DOCUMENT EXTRACT:
Findings

For love or money

Kevin Lewis

November 17, 2015

How the Other Half Lived: Marriage and Emancipation in the Age of the Pill

Lena Edlund & Cecilia Machado
European Economic Review, November 2015, Pages 295-309

Abstract:
The contraceptive Pill was FDA approved in 1960. However, it would be another decade before young unmarried women had full access. In the meantime, marriage constituted a way to the Pill. The later 1960s/early 1970s also saw a convergence on 18 as the minimum age of marriage, many states lowering it from 21. Exploiting these law changes, we find that a lowered minimum age precipitated marriage, delayed marital fertility, and improved women's educational and occupational outcomes. Marriage easing credit constraints combined with the contraceptive properties of the Pill form the hypothesized pathway.

---------------------

Change in the Stability of Marital and Cohabiting Unions Following the Birth of a Child

Kelly Musick & Katherine Michelmore
Demography, October 2015, Pages 1463-1485

Abstract:
The share of births to cohabiting couples has increased dramatically in recent decades. How we evaluate the implications of these increases depends critically on change in the stability of cohabiting families. This study examines change over time in the stability of U.S. couples who have a child together, drawing on data from the 1995 and 2006-2010 National Survey of Family Growth (NSFG). We parse out the extent to which change in the stability of cohabiting and married families reflects change in couples' behavior versus shifts in the characteristics of those who cohabit, carefully accounting for trajectories of cohabitation and marriage around the couple's first birth. Multivariate event history models provide evidence of a weakening association between cohabitation and instability given that marriage occurs at some point before or after the couple's first birth. The more recent data show statistically indistinguishable separation risks for couples who have a birth in marriage without ever cohabiting, those who cohabit and then have a birth in marriage, and those who have a birth in cohabitation and then marry. Cohabiting unions with children are significantly less stable when de-coupled from marriage, although the parents in this group also differ most from others on observed (and likely, unobserved) characteristics.

DATASET EXTRACT:

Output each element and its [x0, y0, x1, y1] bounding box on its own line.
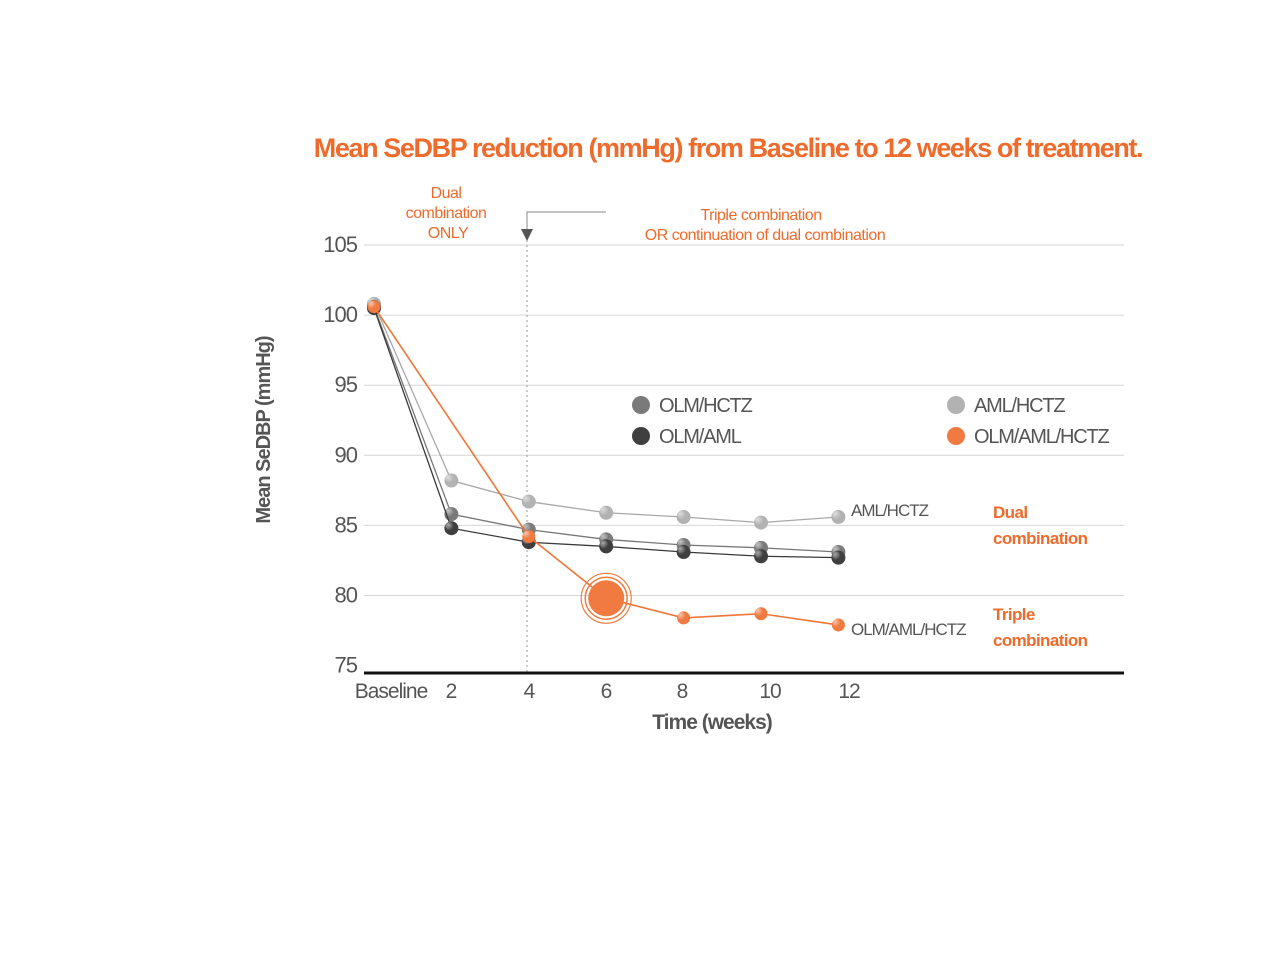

WHAT THIS EXERCISE ASKS:
a. From the research digest on marriage, extract the passage starting at "For love or" and ending at "the hypothesized pathway.".
b. Translate into Spanish the following sentence from the research digest on marriage: "The share of births to cohabiting couples has increased dramatically in recent decades."

ANSWER LIST:
a.
For love or money

Kevin Lewis

November 17, 2015

How the Other Half Lived: Marriage and Emancipation in the Age of the Pill

Lena Edlund & Cecilia Machado
European Economic Review, November 2015, Pages 295-309

Abstract:
The contraceptive Pill was FDA approved in 1960. However, it would be another decade before young unmarried women had full access. In the meantime, marriage constituted a way to the Pill. The later 1960s/early 1970s also saw a convergence on 18 as the minimum age of marriage, many states lowering it from 21. Exploiting these law changes, we find that a lowered minimum age precipitated marriage, delayed marital fertility, and improved women's educational and occupational outcomes. Marriage easing credit constraints combined with the contraceptive properties of the Pill form the hypothesized pathway.

b. La proporción de nacimientos de parejas que cohabitan ha aumentado drásticamente en las últimas décadas.